# What to work on
Scan the data for lines with "icon" and report the count by itself.

Dataset excerpts:
++++++++

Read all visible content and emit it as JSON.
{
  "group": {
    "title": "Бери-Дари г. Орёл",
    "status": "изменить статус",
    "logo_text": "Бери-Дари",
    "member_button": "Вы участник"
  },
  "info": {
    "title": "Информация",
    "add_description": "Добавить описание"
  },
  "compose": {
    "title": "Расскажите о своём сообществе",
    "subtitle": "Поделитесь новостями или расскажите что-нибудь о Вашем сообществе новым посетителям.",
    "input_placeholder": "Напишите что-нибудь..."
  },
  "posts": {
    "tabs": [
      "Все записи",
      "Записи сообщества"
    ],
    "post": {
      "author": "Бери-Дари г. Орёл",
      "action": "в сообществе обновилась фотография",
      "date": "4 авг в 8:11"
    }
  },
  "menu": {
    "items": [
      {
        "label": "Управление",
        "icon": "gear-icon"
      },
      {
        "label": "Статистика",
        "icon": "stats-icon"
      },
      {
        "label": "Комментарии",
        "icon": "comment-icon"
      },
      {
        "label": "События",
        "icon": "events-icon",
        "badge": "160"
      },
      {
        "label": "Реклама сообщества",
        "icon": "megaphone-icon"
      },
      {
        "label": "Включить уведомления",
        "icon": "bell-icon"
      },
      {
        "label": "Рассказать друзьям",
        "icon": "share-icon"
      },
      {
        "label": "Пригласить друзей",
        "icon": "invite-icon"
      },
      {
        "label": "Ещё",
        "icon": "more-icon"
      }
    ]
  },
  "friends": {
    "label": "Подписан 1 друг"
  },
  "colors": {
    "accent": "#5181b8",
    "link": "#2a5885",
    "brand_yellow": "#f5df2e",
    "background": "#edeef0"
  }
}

++++++++

# Task response
9